_Data entries:_
◇ ◇ ◇ ◇ ◇ ◇ ◇

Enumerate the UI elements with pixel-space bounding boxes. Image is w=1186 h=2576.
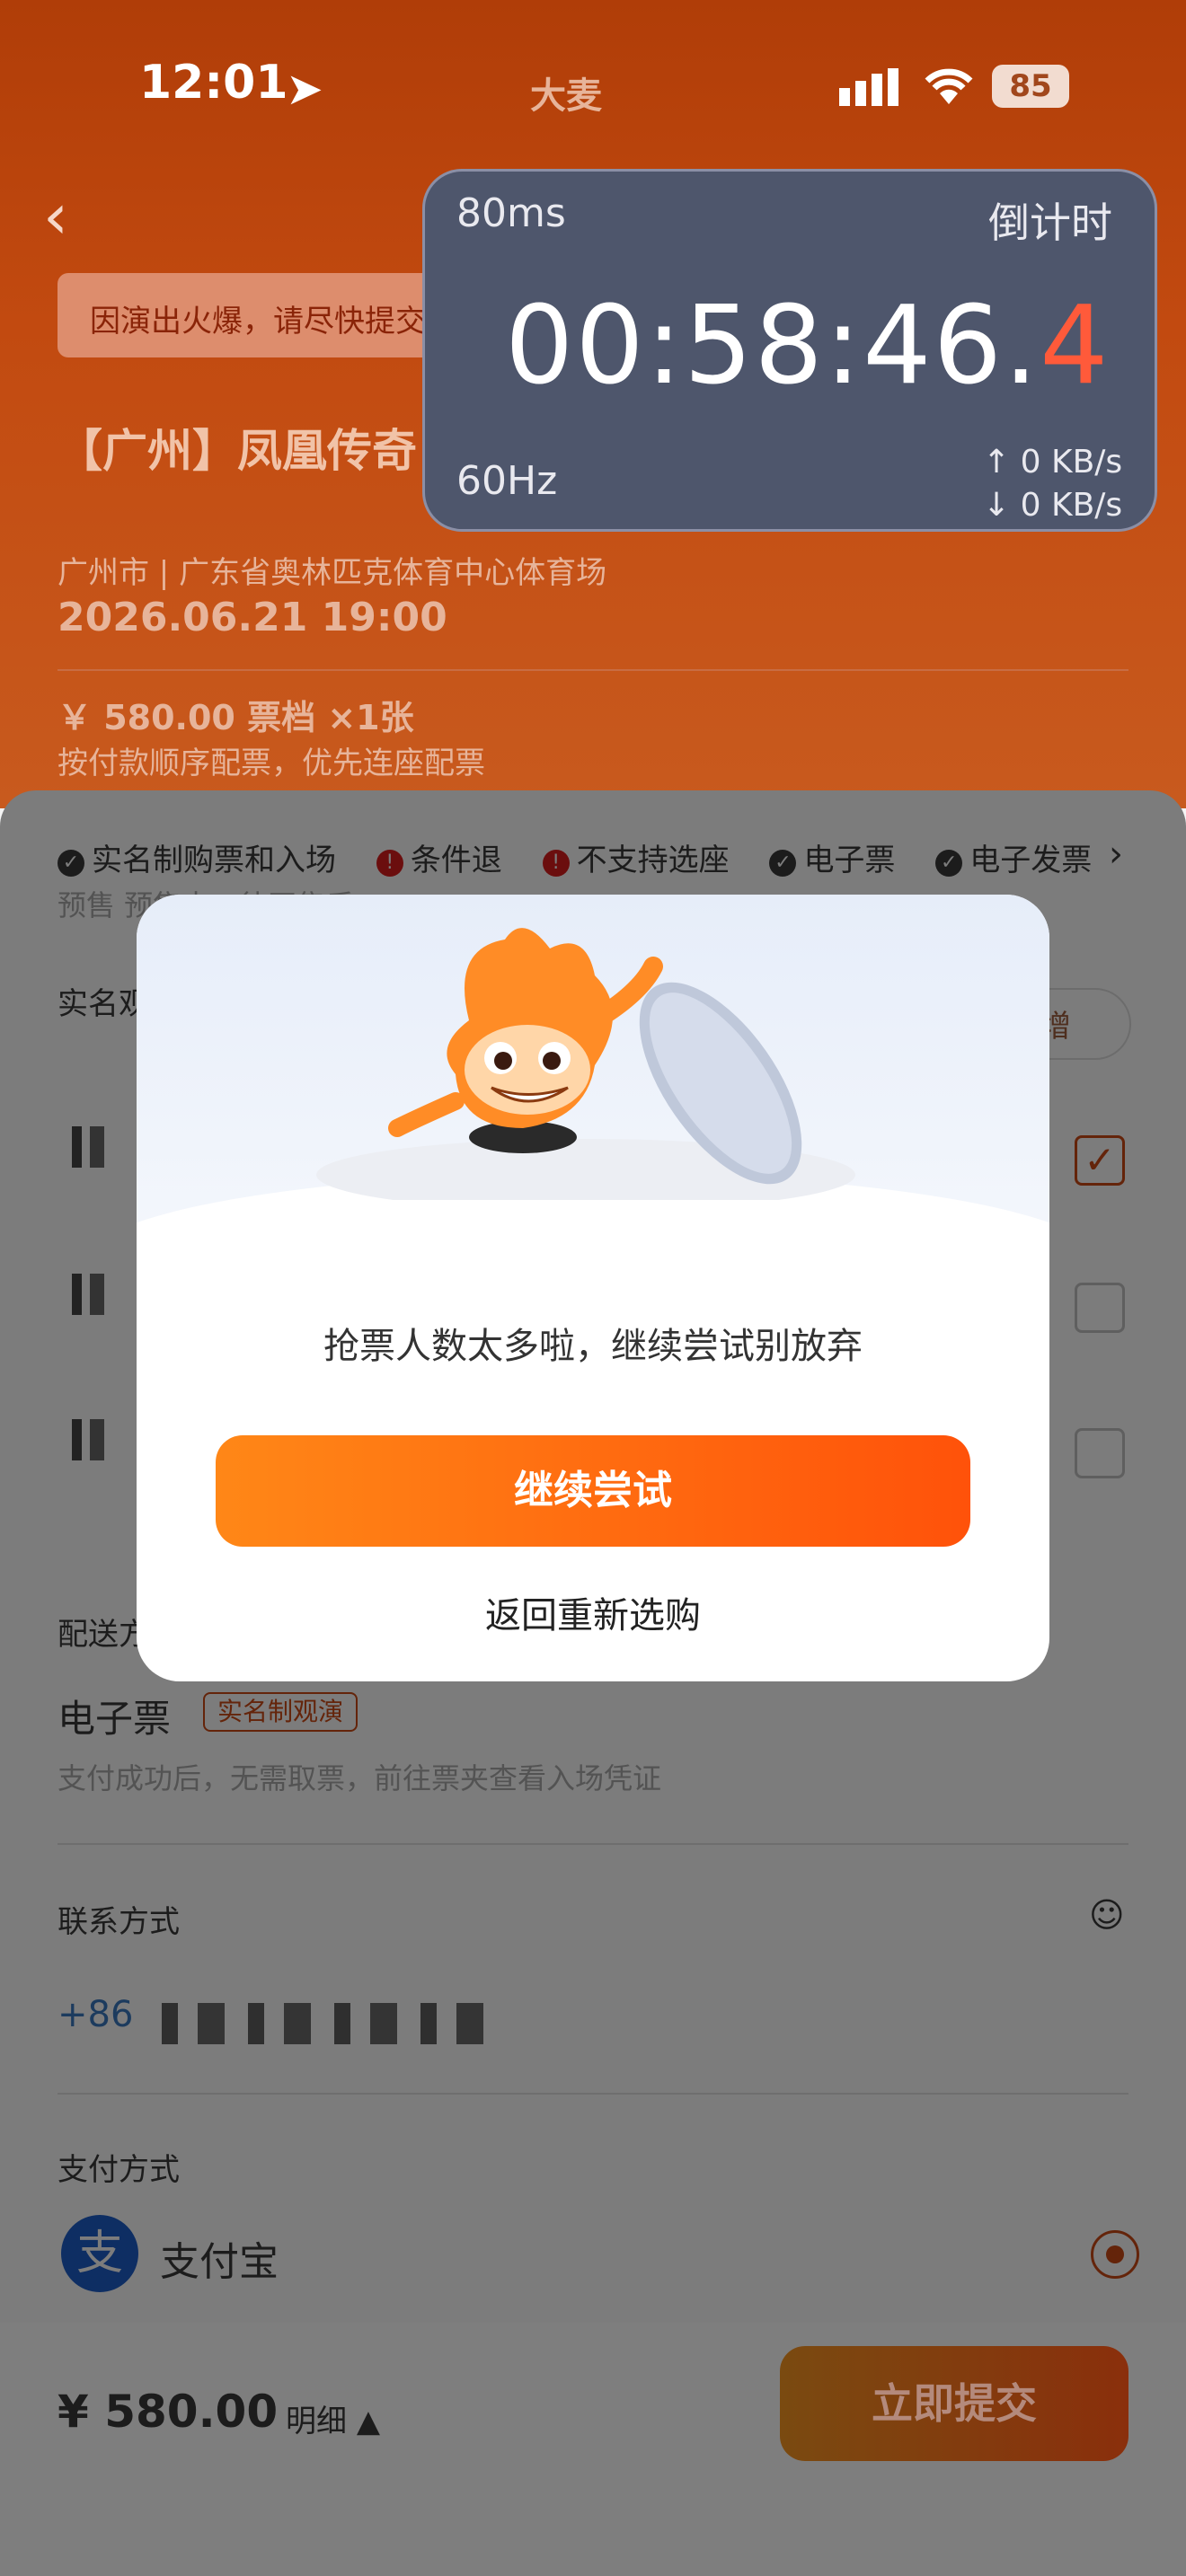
service-tags: ✓ 实名制购票和入场 ! 条件退 ! 不支持选座 ✓ 电子票 ✓ 电子发票 bbox=[58, 835, 1122, 880]
back-chevron-icon[interactable]: ‹ bbox=[43, 180, 68, 253]
tag-item: ✓ 电子票 bbox=[769, 835, 895, 879]
header-divider bbox=[58, 669, 1128, 671]
check-circle-icon: ✓ bbox=[935, 850, 963, 877]
wifi-icon bbox=[920, 63, 978, 106]
tag-item: ! 条件退 bbox=[376, 835, 502, 879]
countdown-main: 00:58:46. bbox=[505, 284, 1040, 409]
refresh-rate: 60Hz bbox=[456, 458, 558, 504]
viewer-checkbox-checked[interactable]: ✓ bbox=[1075, 1135, 1125, 1186]
mascot-illustration bbox=[316, 928, 855, 1200]
status-time: 12:01 bbox=[139, 56, 288, 110]
detail-label: 明细 bbox=[286, 2404, 347, 2439]
tag-item: ! 不支持选座 bbox=[542, 835, 730, 879]
signal-icon bbox=[839, 68, 911, 106]
check-circle-icon: ✓ bbox=[58, 850, 84, 877]
countdown-label: 倒计时 bbox=[988, 198, 1112, 247]
countdown-tenth: 4 bbox=[1040, 284, 1111, 409]
delivery-type: 电子票 bbox=[58, 1697, 172, 1741]
event-datetime: 2026.06.21 19:00 bbox=[58, 595, 447, 640]
price-detail-toggle[interactable]: 明细 ▲ bbox=[286, 2396, 380, 2440]
phone-number-redacted bbox=[162, 2003, 503, 2044]
viewer-checkbox[interactable] bbox=[1075, 1428, 1125, 1478]
section-divider bbox=[58, 2093, 1128, 2095]
tag-item: ✓ 实名制购票和入场 bbox=[58, 835, 336, 879]
download-speed: ↓ 0 KB/s bbox=[983, 487, 1123, 524]
viewer-section-title: 实名观 bbox=[58, 986, 149, 1022]
dialog-message: 抢票人数太多啦，继续尝试别放弃 bbox=[323, 1326, 863, 1367]
delivery-section-title: 配送方 bbox=[58, 1617, 149, 1653]
payment-radio-selected[interactable] bbox=[1091, 2230, 1139, 2279]
brand-logo: 大麦 bbox=[530, 75, 602, 117]
contact-edit-icon[interactable]: ☺ bbox=[1089, 1895, 1125, 1935]
alipay-icon: 支 bbox=[61, 2215, 138, 2292]
contact-label: 联系方式 bbox=[58, 1904, 180, 1940]
delivery-note: 支付成功后，无需取票，前往票夹查看入场凭证 bbox=[58, 1761, 662, 1795]
upload-speed: ↑ 0 KB/s bbox=[983, 444, 1123, 481]
payment-label: 支付方式 bbox=[58, 2152, 180, 2188]
battery-indicator: 85 bbox=[992, 65, 1069, 108]
caret-up-icon: ▲ bbox=[356, 2404, 380, 2439]
seat-allocation-note: 按付款顺序配票，优先连座配票 bbox=[58, 745, 485, 781]
exclamation-circle-icon: ! bbox=[542, 850, 570, 877]
viewer-checkbox[interactable] bbox=[1075, 1283, 1125, 1333]
section-divider bbox=[58, 1843, 1128, 1845]
retry-dialog: 抢票人数太多啦，继续尝试别放弃 继续尝试 返回重新选购 bbox=[137, 895, 1049, 1681]
phone-country-code[interactable]: +86 bbox=[58, 1994, 133, 2035]
ticket-price-line: ￥ 580.00 票档 ×1张 bbox=[58, 698, 414, 737]
return-reselect-link[interactable]: 返回重新选购 bbox=[137, 1586, 1049, 1638]
tag-item: ✓ 电子发票 bbox=[935, 835, 1092, 879]
exclamation-circle-icon: ! bbox=[376, 850, 403, 877]
payment-method[interactable]: 支付宝 bbox=[160, 2229, 279, 2287]
total-price: ¥ 580.00 bbox=[58, 2386, 279, 2438]
continue-trying-button[interactable]: 继续尝试 bbox=[216, 1435, 970, 1547]
event-venue: 广州市 | 广东省奥林匹克体育中心体育场 bbox=[58, 555, 607, 591]
countdown-clock: 00:58:46.4 bbox=[505, 284, 1110, 409]
submit-order-button[interactable]: 立即提交 bbox=[780, 2346, 1128, 2461]
check-circle-icon: ✓ bbox=[769, 850, 797, 877]
latency-readout: 80ms bbox=[456, 190, 566, 236]
alert-text: 因演出火爆，请尽快提交 bbox=[90, 304, 426, 340]
tags-more-chevron-icon[interactable]: › bbox=[1109, 834, 1123, 875]
realname-badge: 实名制观演 bbox=[203, 1692, 358, 1732]
location-arrow-icon: ➤ bbox=[286, 63, 323, 115]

◇ ◇ ◇ ◇ ◇ ◇ ◇

_Set task:_ Which lines of the listing contain the string "event" with the same capitalization? Copy each of those lines in full.

_Output of the exercise:_
event-datetime: 2026.06.21 19:00 bbox=[58, 595, 447, 640]
event-venue: 广州市 | 广东省奥林匹克体育中心体育场 bbox=[58, 555, 607, 591]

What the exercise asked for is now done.